(Records about charts and figures)
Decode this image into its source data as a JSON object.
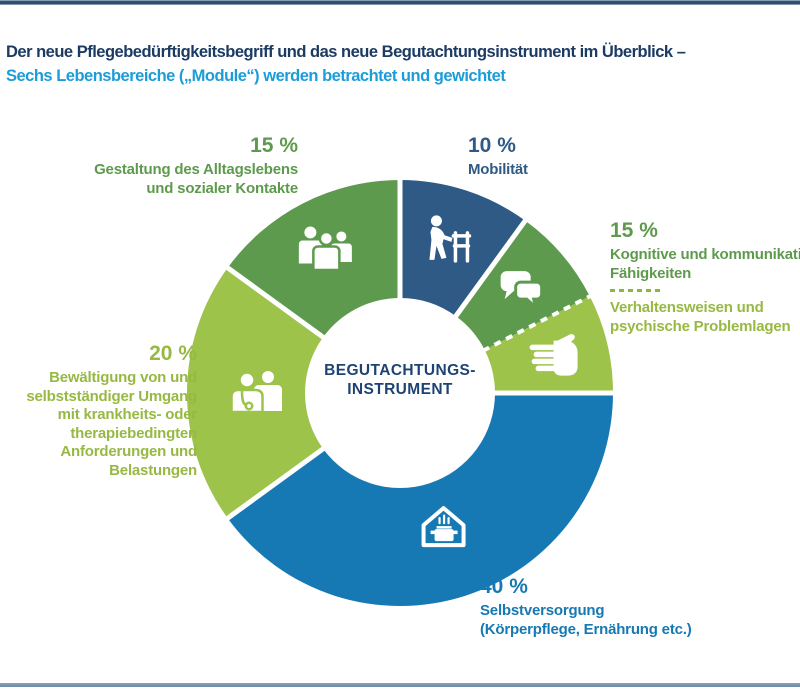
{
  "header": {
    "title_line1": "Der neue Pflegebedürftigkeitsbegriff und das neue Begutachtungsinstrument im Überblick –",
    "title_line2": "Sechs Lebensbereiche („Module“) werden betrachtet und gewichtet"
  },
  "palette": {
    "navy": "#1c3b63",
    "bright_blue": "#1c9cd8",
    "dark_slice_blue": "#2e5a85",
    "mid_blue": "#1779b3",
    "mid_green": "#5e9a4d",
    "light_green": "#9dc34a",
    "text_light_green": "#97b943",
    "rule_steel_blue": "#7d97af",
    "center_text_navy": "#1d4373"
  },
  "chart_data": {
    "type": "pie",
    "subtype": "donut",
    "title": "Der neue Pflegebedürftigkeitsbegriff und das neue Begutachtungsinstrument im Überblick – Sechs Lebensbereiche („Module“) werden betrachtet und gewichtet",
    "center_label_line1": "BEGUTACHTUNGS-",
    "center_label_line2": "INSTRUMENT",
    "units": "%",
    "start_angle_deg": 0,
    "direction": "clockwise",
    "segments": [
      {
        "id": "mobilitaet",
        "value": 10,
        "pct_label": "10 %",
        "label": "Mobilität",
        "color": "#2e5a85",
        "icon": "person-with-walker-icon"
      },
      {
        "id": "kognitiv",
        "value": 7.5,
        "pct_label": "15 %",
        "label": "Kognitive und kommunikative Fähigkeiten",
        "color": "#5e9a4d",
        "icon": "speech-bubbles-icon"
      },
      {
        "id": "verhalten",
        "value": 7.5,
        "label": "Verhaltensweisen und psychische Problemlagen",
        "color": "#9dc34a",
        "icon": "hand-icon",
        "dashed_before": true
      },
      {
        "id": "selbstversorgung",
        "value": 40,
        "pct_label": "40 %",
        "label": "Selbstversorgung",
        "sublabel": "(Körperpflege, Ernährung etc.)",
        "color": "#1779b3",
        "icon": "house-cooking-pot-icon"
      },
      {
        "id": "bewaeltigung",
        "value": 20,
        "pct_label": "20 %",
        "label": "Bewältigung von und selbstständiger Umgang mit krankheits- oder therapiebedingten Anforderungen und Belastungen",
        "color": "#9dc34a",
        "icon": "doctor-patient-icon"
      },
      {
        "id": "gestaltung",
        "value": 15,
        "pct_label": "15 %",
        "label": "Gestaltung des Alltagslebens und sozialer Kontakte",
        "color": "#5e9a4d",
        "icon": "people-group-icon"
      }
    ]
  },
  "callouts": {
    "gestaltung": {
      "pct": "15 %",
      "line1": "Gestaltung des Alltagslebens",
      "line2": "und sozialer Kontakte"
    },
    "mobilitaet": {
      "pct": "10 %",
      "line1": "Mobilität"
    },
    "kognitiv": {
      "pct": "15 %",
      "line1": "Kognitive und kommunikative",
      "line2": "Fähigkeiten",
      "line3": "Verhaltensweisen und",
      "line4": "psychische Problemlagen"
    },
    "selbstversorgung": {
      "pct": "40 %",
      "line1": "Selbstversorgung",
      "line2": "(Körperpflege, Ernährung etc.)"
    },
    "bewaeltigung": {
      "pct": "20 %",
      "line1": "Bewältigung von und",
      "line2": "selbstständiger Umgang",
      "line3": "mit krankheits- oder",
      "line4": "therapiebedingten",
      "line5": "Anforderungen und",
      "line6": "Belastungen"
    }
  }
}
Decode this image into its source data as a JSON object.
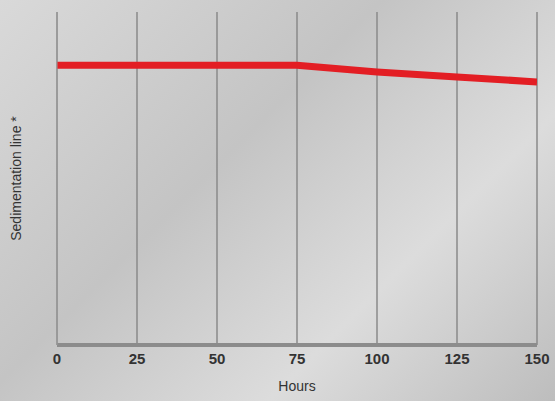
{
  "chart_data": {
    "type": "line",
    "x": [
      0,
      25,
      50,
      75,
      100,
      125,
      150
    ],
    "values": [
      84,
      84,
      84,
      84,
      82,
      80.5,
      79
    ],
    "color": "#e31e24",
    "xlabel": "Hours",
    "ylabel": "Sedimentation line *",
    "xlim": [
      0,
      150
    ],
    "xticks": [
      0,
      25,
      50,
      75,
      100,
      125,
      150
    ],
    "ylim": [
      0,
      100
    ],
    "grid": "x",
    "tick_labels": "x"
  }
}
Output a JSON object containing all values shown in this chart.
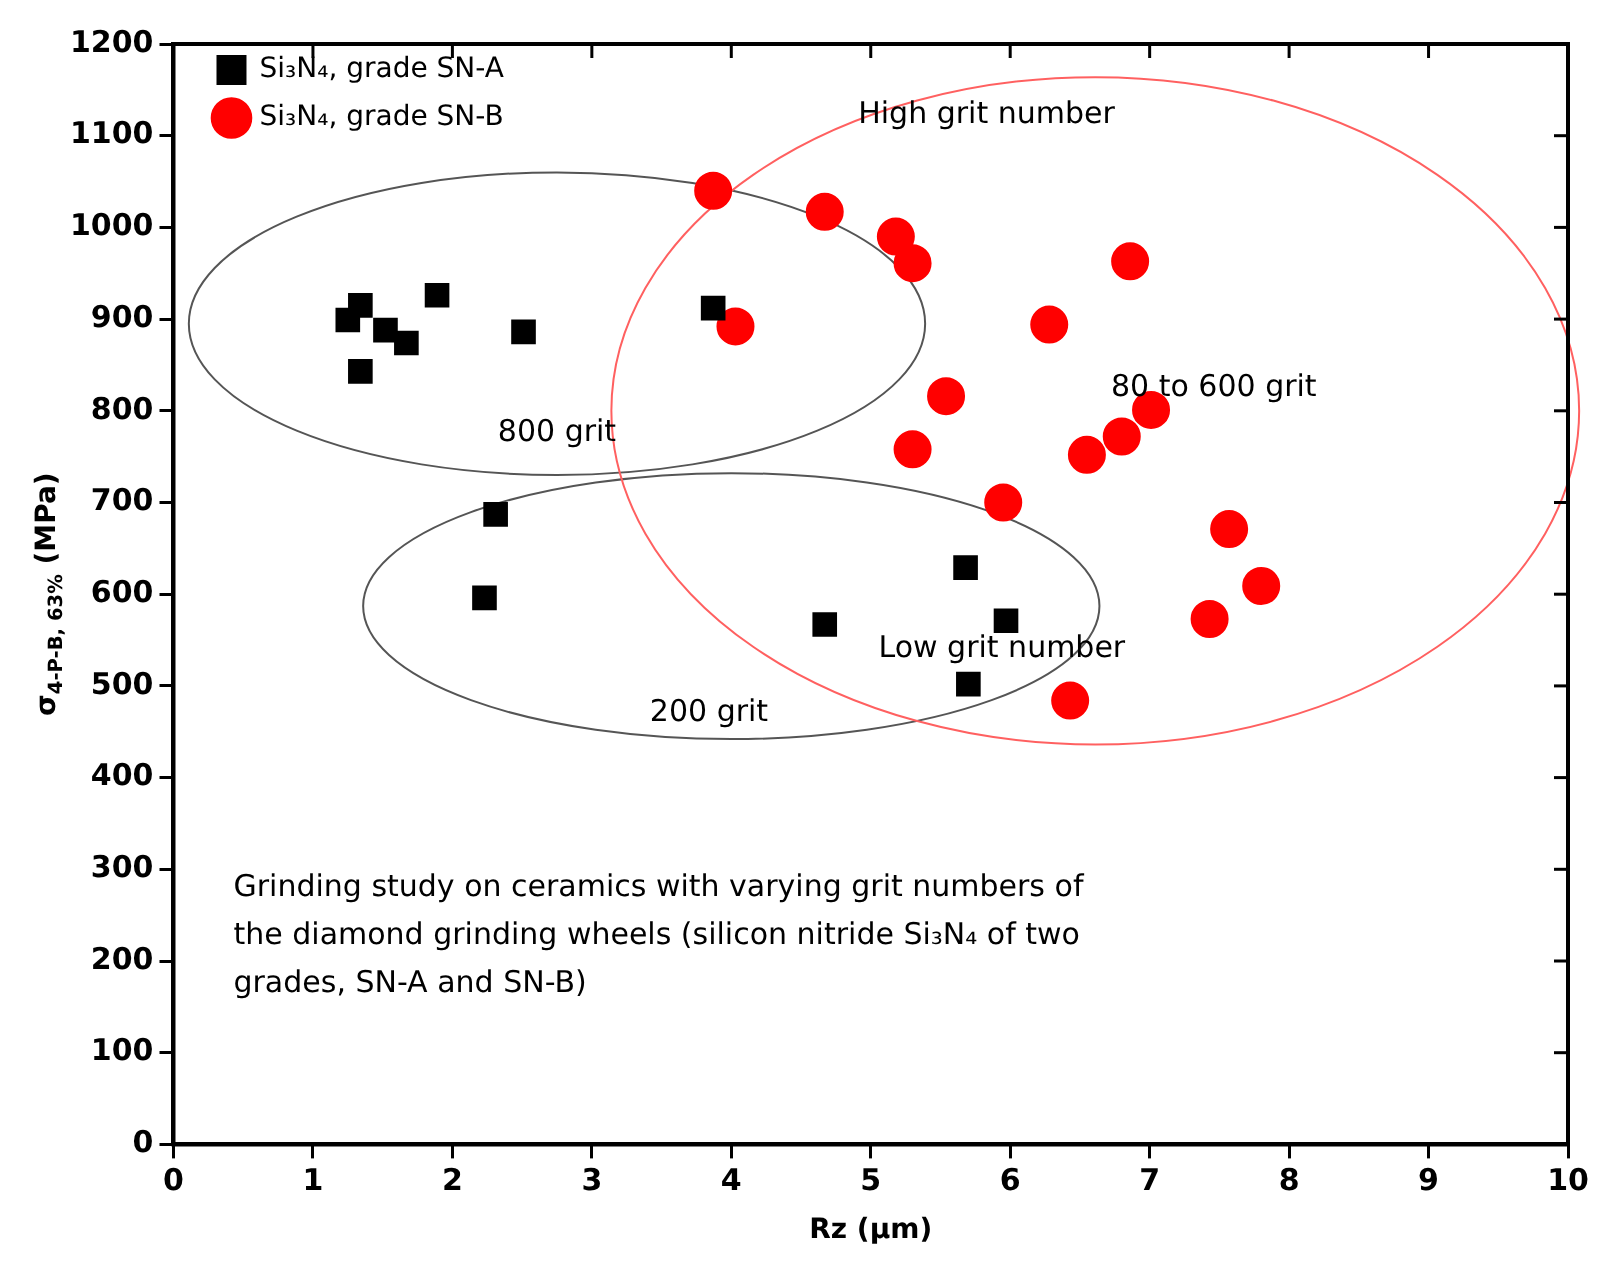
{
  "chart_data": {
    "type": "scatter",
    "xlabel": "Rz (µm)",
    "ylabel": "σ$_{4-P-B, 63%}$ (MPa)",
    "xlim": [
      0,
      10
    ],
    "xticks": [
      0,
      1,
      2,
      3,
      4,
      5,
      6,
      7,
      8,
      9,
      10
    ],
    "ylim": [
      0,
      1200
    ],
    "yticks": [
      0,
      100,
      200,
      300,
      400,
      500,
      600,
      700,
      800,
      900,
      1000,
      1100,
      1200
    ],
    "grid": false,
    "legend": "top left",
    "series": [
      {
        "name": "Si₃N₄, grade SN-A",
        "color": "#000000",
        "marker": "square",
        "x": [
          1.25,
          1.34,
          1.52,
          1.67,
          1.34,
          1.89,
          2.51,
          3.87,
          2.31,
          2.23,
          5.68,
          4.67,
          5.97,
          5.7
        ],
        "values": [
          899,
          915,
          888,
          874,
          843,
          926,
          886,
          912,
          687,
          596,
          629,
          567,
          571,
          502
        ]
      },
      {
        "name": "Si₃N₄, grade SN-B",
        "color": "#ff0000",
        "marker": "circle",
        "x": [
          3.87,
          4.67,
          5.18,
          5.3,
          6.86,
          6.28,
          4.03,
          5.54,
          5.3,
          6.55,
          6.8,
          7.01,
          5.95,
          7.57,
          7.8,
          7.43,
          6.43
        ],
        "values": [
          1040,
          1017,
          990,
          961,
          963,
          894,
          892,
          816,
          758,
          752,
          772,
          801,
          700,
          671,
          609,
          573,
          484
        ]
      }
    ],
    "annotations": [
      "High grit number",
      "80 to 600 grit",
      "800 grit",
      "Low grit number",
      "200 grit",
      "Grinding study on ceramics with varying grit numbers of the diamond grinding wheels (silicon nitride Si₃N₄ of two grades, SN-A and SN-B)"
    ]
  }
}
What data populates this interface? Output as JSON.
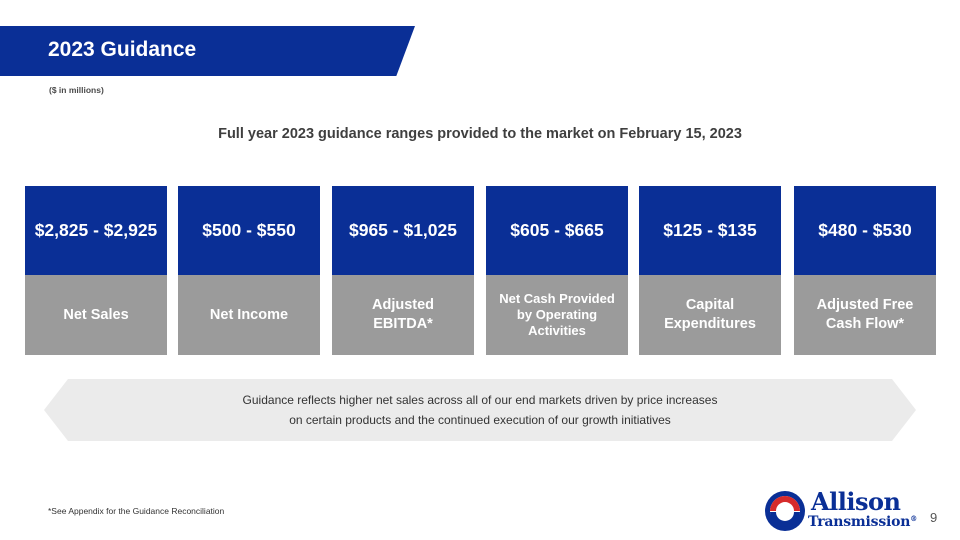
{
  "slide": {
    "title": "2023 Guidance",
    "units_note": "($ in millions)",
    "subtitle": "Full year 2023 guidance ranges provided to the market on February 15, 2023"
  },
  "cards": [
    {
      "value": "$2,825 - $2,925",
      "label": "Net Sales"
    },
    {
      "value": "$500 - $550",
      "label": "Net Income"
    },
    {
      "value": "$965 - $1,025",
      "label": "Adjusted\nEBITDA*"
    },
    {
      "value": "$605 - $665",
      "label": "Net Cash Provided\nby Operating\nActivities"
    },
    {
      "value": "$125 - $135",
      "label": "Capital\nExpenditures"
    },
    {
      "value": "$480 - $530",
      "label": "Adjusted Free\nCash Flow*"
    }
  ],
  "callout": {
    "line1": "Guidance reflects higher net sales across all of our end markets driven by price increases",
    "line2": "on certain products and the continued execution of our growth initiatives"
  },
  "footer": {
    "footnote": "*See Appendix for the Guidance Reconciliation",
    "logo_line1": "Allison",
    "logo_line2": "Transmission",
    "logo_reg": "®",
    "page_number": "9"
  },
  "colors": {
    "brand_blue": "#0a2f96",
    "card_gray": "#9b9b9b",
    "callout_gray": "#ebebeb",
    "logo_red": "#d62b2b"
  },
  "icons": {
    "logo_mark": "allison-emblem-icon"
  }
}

Exercise prompt — Print all of the records shown above exactly, leaving out each picture.

Answer for this exercise —
Decode this image into its source data as a JSON object.
{
  "header": {
    "title_line1": "Der neue Pflegebedürftigkeitsbegriff und das neue Begutachtungsinstrument im Überblick –",
    "title_line2": "Sechs Lebensbereiche („Module“) werden betrachtet und gewichtet"
  },
  "palette": {
    "navy": "#1c3b63",
    "bright_blue": "#1c9cd8",
    "dark_slice_blue": "#2e5a85",
    "mid_blue": "#1779b3",
    "mid_green": "#5e9a4d",
    "light_green": "#9dc34a",
    "text_light_green": "#97b943",
    "rule_steel_blue": "#7d97af",
    "center_text_navy": "#1d4373"
  },
  "chart_data": {
    "type": "pie",
    "subtype": "donut",
    "title": "Der neue Pflegebedürftigkeitsbegriff und das neue Begutachtungsinstrument im Überblick – Sechs Lebensbereiche („Module“) werden betrachtet und gewichtet",
    "center_label_line1": "BEGUTACHTUNGS-",
    "center_label_line2": "INSTRUMENT",
    "units": "%",
    "start_angle_deg": 0,
    "direction": "clockwise",
    "segments": [
      {
        "id": "mobilitaet",
        "value": 10,
        "pct_label": "10 %",
        "label": "Mobilität",
        "color": "#2e5a85",
        "icon": "person-with-walker-icon"
      },
      {
        "id": "kognitiv",
        "value": 7.5,
        "pct_label": "15 %",
        "label": "Kognitive und kommunikative Fähigkeiten",
        "color": "#5e9a4d",
        "icon": "speech-bubbles-icon"
      },
      {
        "id": "verhalten",
        "value": 7.5,
        "label": "Verhaltensweisen und psychische Problemlagen",
        "color": "#9dc34a",
        "icon": "hand-icon",
        "dashed_before": true
      },
      {
        "id": "selbstversorgung",
        "value": 40,
        "pct_label": "40 %",
        "label": "Selbstversorgung",
        "sublabel": "(Körperpflege, Ernährung etc.)",
        "color": "#1779b3",
        "icon": "house-cooking-pot-icon"
      },
      {
        "id": "bewaeltigung",
        "value": 20,
        "pct_label": "20 %",
        "label": "Bewältigung von und selbstständiger Umgang mit krankheits- oder therapiebedingten Anforderungen und Belastungen",
        "color": "#9dc34a",
        "icon": "doctor-patient-icon"
      },
      {
        "id": "gestaltung",
        "value": 15,
        "pct_label": "15 %",
        "label": "Gestaltung des Alltagslebens und sozialer Kontakte",
        "color": "#5e9a4d",
        "icon": "people-group-icon"
      }
    ]
  },
  "callouts": {
    "gestaltung": {
      "pct": "15 %",
      "line1": "Gestaltung des Alltagslebens",
      "line2": "und sozialer Kontakte"
    },
    "mobilitaet": {
      "pct": "10 %",
      "line1": "Mobilität"
    },
    "kognitiv": {
      "pct": "15 %",
      "line1": "Kognitive und kommunikative",
      "line2": "Fähigkeiten",
      "line3": "Verhaltensweisen und",
      "line4": "psychische Problemlagen"
    },
    "selbstversorgung": {
      "pct": "40 %",
      "line1": "Selbstversorgung",
      "line2": "(Körperpflege, Ernährung etc.)"
    },
    "bewaeltigung": {
      "pct": "20 %",
      "line1": "Bewältigung von und",
      "line2": "selbstständiger Umgang",
      "line3": "mit krankheits- oder",
      "line4": "therapiebedingten",
      "line5": "Anforderungen und",
      "line6": "Belastungen"
    }
  }
}
Decode this image into its source data as a JSON object.
{
  "chart_data": {
    "type": "line",
    "x": [
      0,
      25,
      50,
      75,
      100,
      125,
      150
    ],
    "values": [
      84,
      84,
      84,
      84,
      82,
      80.5,
      79
    ],
    "color": "#e31e24",
    "xlabel": "Hours",
    "ylabel": "Sedimentation line *",
    "xlim": [
      0,
      150
    ],
    "xticks": [
      0,
      25,
      50,
      75,
      100,
      125,
      150
    ],
    "ylim": [
      0,
      100
    ],
    "grid": "x",
    "tick_labels": "x"
  }
}
Output a JSON object containing all values shown in this chart.
{
  "chart_data": {
    "type": "scatter",
    "xlabel": "Rz (µm)",
    "ylabel": "σ$_{4-P-B, 63%}$ (MPa)",
    "xlim": [
      0,
      10
    ],
    "xticks": [
      0,
      1,
      2,
      3,
      4,
      5,
      6,
      7,
      8,
      9,
      10
    ],
    "ylim": [
      0,
      1200
    ],
    "yticks": [
      0,
      100,
      200,
      300,
      400,
      500,
      600,
      700,
      800,
      900,
      1000,
      1100,
      1200
    ],
    "grid": false,
    "legend": "top left",
    "series": [
      {
        "name": "Si₃N₄, grade SN-A",
        "color": "#000000",
        "marker": "square",
        "x": [
          1.25,
          1.34,
          1.52,
          1.67,
          1.34,
          1.89,
          2.51,
          3.87,
          2.31,
          2.23,
          5.68,
          4.67,
          5.97,
          5.7
        ],
        "values": [
          899,
          915,
          888,
          874,
          843,
          926,
          886,
          912,
          687,
          596,
          629,
          567,
          571,
          502
        ]
      },
      {
        "name": "Si₃N₄, grade SN-B",
        "color": "#ff0000",
        "marker": "circle",
        "x": [
          3.87,
          4.67,
          5.18,
          5.3,
          6.86,
          6.28,
          4.03,
          5.54,
          5.3,
          6.55,
          6.8,
          7.01,
          5.95,
          7.57,
          7.8,
          7.43,
          6.43
        ],
        "values": [
          1040,
          1017,
          990,
          961,
          963,
          894,
          892,
          816,
          758,
          752,
          772,
          801,
          700,
          671,
          609,
          573,
          484
        ]
      }
    ],
    "annotations": [
      "High grit number",
      "80 to 600 grit",
      "800 grit",
      "Low grit number",
      "200 grit",
      "Grinding study on ceramics with varying grit numbers of the diamond grinding wheels (silicon nitride Si₃N₄ of two grades, SN-A and SN-B)"
    ]
  }
}
What data populates this interface? Output as JSON.
{
  "slide": {
    "title": "2023 Guidance",
    "units_note": "($ in millions)",
    "subtitle": "Full year 2023 guidance ranges provided to the market on February 15, 2023"
  },
  "cards": [
    {
      "value": "$2,825 - $2,925",
      "label": "Net Sales"
    },
    {
      "value": "$500 - $550",
      "label": "Net Income"
    },
    {
      "value": "$965 - $1,025",
      "label": "Adjusted\nEBITDA*"
    },
    {
      "value": "$605 - $665",
      "label": "Net Cash Provided\nby Operating\nActivities"
    },
    {
      "value": "$125 - $135",
      "label": "Capital\nExpenditures"
    },
    {
      "value": "$480 - $530",
      "label": "Adjusted Free\nCash Flow*"
    }
  ],
  "callout": {
    "line1": "Guidance reflects higher net sales across all of our end markets driven by price increases",
    "line2": "on certain products and the continued execution of our growth initiatives"
  },
  "footer": {
    "footnote": "*See Appendix for the Guidance Reconciliation",
    "logo_line1": "Allison",
    "logo_line2": "Transmission",
    "logo_reg": "®",
    "page_number": "9"
  },
  "colors": {
    "brand_blue": "#0a2f96",
    "card_gray": "#9b9b9b",
    "callout_gray": "#ebebeb",
    "logo_red": "#d62b2b"
  },
  "icons": {
    "logo_mark": "allison-emblem-icon"
  }
}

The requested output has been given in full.